** Start DATASET EXCERPTS **
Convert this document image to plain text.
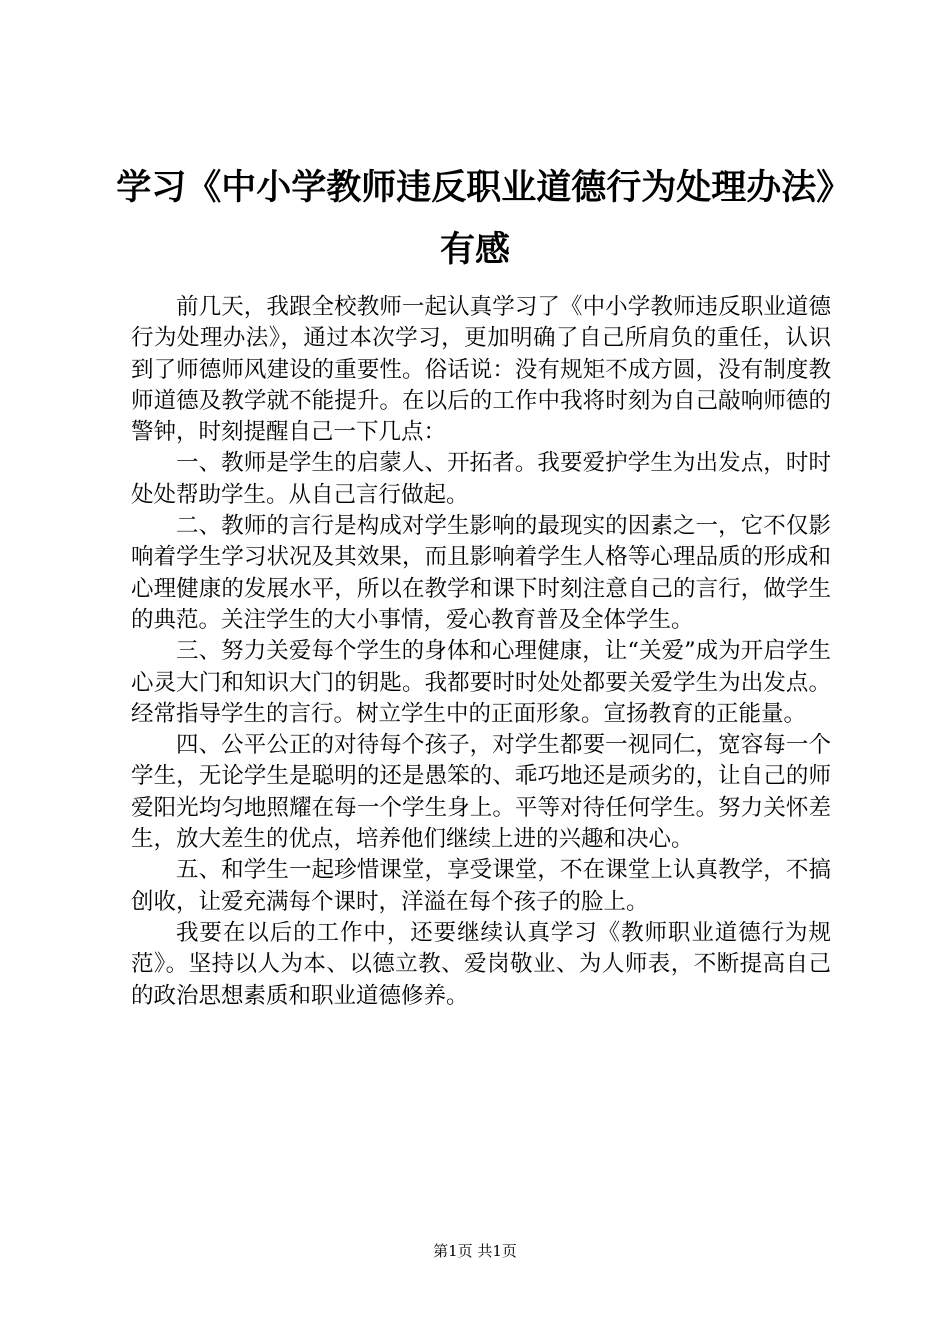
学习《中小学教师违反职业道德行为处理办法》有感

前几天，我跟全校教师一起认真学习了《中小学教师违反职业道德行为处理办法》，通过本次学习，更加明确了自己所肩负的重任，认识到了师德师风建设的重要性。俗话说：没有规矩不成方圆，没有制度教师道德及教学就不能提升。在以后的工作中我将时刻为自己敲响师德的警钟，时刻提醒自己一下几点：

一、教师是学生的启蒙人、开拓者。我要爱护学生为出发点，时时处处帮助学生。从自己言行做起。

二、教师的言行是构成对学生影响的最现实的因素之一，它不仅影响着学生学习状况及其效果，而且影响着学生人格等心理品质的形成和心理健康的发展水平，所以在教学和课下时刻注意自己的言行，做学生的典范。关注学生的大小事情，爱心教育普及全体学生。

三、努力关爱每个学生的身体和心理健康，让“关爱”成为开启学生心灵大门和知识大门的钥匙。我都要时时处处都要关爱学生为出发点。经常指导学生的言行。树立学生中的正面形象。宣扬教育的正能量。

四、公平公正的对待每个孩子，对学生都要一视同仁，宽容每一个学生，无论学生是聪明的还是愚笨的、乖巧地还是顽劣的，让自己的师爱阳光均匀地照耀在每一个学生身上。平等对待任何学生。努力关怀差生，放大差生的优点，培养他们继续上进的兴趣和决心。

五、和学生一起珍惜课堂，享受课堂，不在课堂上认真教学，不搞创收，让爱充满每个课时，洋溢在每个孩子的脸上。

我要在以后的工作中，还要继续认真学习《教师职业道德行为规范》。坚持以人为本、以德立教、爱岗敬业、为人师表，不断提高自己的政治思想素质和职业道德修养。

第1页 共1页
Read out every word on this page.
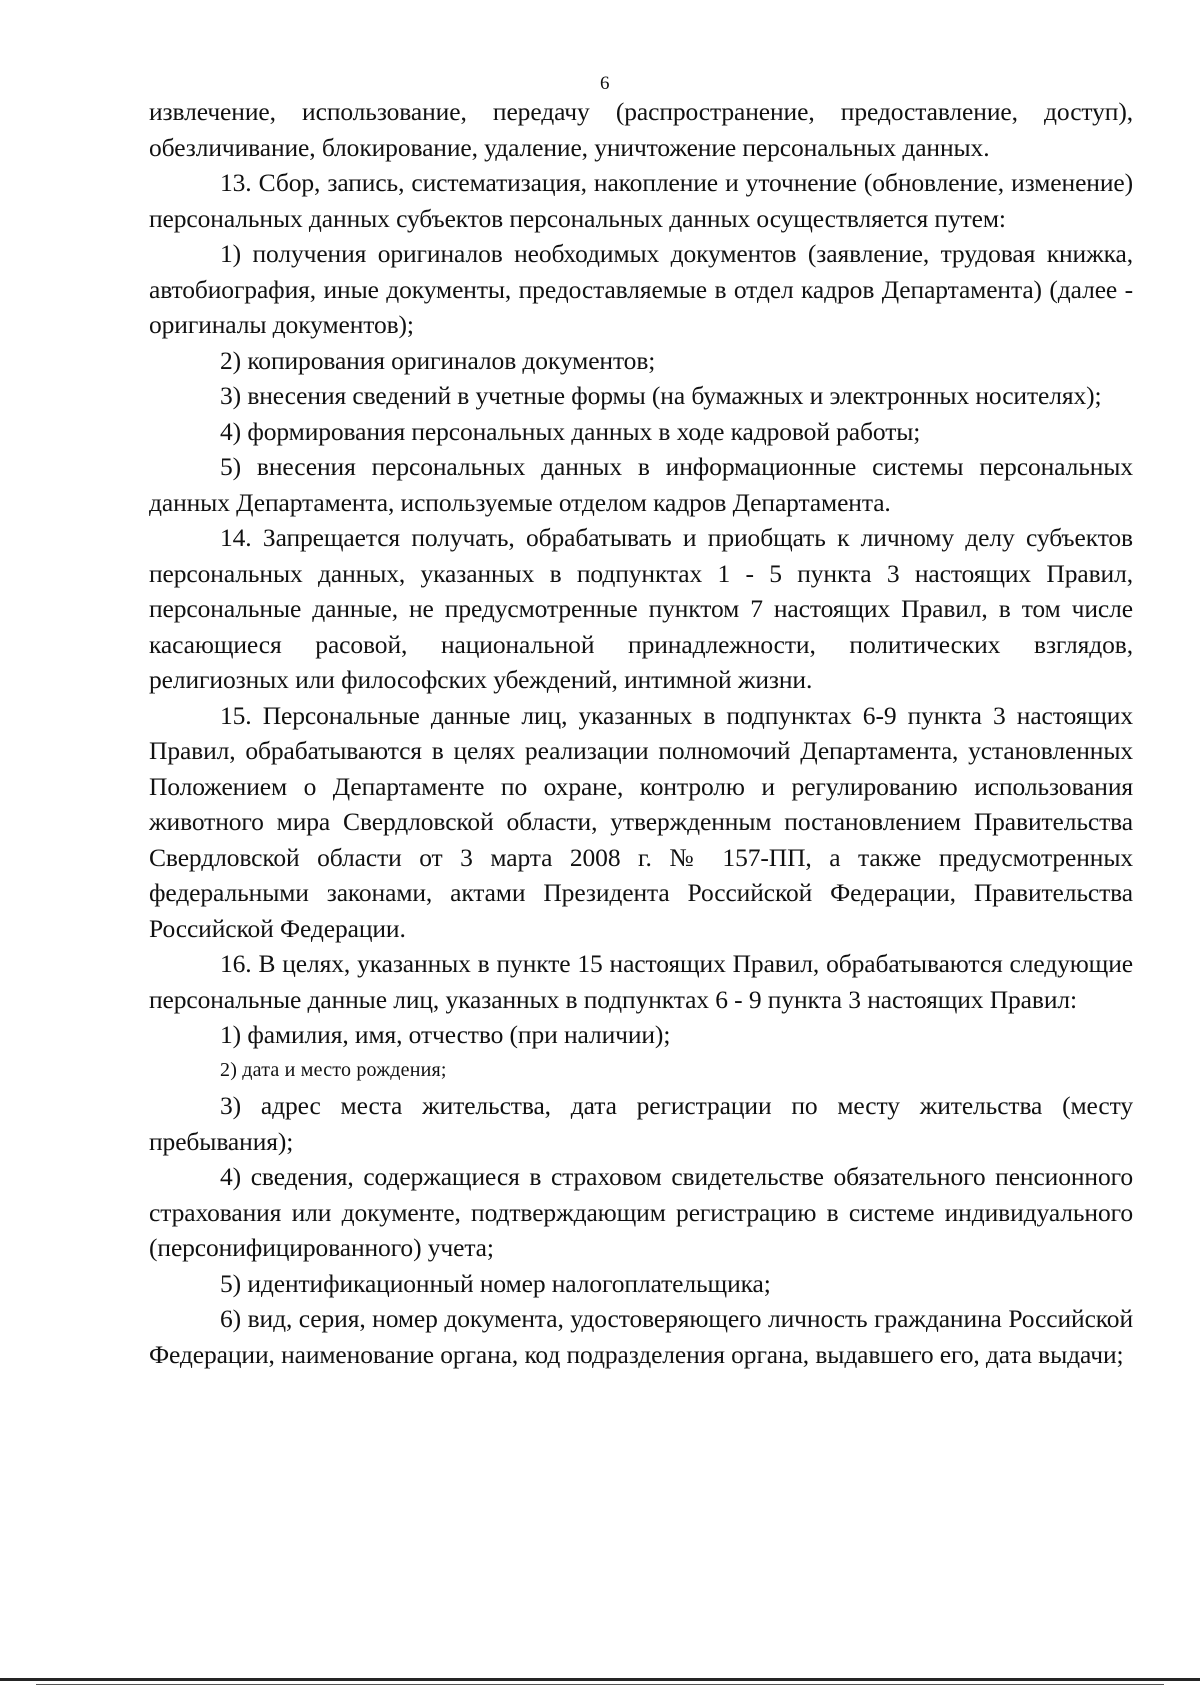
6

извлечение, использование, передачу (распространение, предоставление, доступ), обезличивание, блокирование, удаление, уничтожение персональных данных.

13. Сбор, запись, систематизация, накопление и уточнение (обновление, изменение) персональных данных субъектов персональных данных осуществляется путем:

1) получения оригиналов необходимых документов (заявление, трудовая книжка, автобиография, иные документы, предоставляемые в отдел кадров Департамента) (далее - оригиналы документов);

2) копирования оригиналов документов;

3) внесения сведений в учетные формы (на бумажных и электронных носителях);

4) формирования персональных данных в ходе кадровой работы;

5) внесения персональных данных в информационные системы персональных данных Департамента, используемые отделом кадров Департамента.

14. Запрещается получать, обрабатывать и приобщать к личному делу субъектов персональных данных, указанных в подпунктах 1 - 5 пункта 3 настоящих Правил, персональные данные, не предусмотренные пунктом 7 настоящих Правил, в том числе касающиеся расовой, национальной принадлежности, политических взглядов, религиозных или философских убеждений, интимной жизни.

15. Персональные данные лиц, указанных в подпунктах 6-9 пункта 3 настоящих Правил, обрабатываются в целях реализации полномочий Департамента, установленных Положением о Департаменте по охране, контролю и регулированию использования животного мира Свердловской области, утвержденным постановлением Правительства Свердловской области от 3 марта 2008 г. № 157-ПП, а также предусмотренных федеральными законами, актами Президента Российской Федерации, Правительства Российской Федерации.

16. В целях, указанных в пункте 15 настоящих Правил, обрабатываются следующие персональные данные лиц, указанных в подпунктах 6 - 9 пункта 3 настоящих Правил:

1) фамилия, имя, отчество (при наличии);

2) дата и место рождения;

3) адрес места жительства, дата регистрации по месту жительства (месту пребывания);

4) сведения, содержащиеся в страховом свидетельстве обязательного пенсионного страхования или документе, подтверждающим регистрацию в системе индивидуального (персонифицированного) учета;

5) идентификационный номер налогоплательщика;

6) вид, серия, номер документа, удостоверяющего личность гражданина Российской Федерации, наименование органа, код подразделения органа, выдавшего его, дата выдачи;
** End DATASET EXCERPTS **
• [JOB]: All the lines above are to be reproduced exactly, except the pictures.

• [FULL SOLUTION]:
Convert this document image to plain text.
学习《中小学教师违反职业道德行为处理办法》有感

前几天，我跟全校教师一起认真学习了《中小学教师违反职业道德行为处理办法》，通过本次学习，更加明确了自己所肩负的重任，认识到了师德师风建设的重要性。俗话说：没有规矩不成方圆，没有制度教师道德及教学就不能提升。在以后的工作中我将时刻为自己敲响师德的警钟，时刻提醒自己一下几点：

一、教师是学生的启蒙人、开拓者。我要爱护学生为出发点，时时处处帮助学生。从自己言行做起。

二、教师的言行是构成对学生影响的最现实的因素之一，它不仅影响着学生学习状况及其效果，而且影响着学生人格等心理品质的形成和心理健康的发展水平，所以在教学和课下时刻注意自己的言行，做学生的典范。关注学生的大小事情，爱心教育普及全体学生。

三、努力关爱每个学生的身体和心理健康，让“关爱”成为开启学生心灵大门和知识大门的钥匙。我都要时时处处都要关爱学生为出发点。经常指导学生的言行。树立学生中的正面形象。宣扬教育的正能量。

四、公平公正的对待每个孩子，对学生都要一视同仁，宽容每一个学生，无论学生是聪明的还是愚笨的、乖巧地还是顽劣的，让自己的师爱阳光均匀地照耀在每一个学生身上。平等对待任何学生。努力关怀差生，放大差生的优点，培养他们继续上进的兴趣和决心。

五、和学生一起珍惜课堂，享受课堂，不在课堂上认真教学，不搞创收，让爱充满每个课时，洋溢在每个孩子的脸上。

我要在以后的工作中，还要继续认真学习《教师职业道德行为规范》。坚持以人为本、以德立教、爱岗敬业、为人师表，不断提高自己的政治思想素质和职业道德修养。

第1页 共1页
Read out every word on this page.
6

извлечение, использование, передачу (распространение, предоставление, доступ), обезличивание, блокирование, удаление, уничтожение персональных данных.

13. Сбор, запись, систематизация, накопление и уточнение (обновление, изменение) персональных данных субъектов персональных данных осуществляется путем:

1) получения оригиналов необходимых документов (заявление, трудовая книжка, автобиография, иные документы, предоставляемые в отдел кадров Департамента) (далее - оригиналы документов);

2) копирования оригиналов документов;

3) внесения сведений в учетные формы (на бумажных и электронных носителях);

4) формирования персональных данных в ходе кадровой работы;

5) внесения персональных данных в информационные системы персональных данных Департамента, используемые отделом кадров Департамента.

14. Запрещается получать, обрабатывать и приобщать к личному делу субъектов персональных данных, указанных в подпунктах 1 - 5 пункта 3 настоящих Правил, персональные данные, не предусмотренные пунктом 7 настоящих Правил, в том числе касающиеся расовой, национальной принадлежности, политических взглядов, религиозных или философских убеждений, интимной жизни.

15. Персональные данные лиц, указанных в подпунктах 6-9 пункта 3 настоящих Правил, обрабатываются в целях реализации полномочий Департамента, установленных Положением о Департаменте по охране, контролю и регулированию использования животного мира Свердловской области, утвержденным постановлением Правительства Свердловской области от 3 марта 2008 г. № 157-ПП, а также предусмотренных федеральными законами, актами Президента Российской Федерации, Правительства Российской Федерации.

16. В целях, указанных в пункте 15 настоящих Правил, обрабатываются следующие персональные данные лиц, указанных в подпунктах 6 - 9 пункта 3 настоящих Правил:

1) фамилия, имя, отчество (при наличии);

2) дата и место рождения;

3) адрес места жительства, дата регистрации по месту жительства (месту пребывания);

4) сведения, содержащиеся в страховом свидетельстве обязательного пенсионного страхования или документе, подтверждающим регистрацию в системе индивидуального (персонифицированного) учета;

5) идентификационный номер налогоплательщика;

6) вид, серия, номер документа, удостоверяющего личность гражданина Российской Федерации, наименование органа, код подразделения органа, выдавшего его, дата выдачи;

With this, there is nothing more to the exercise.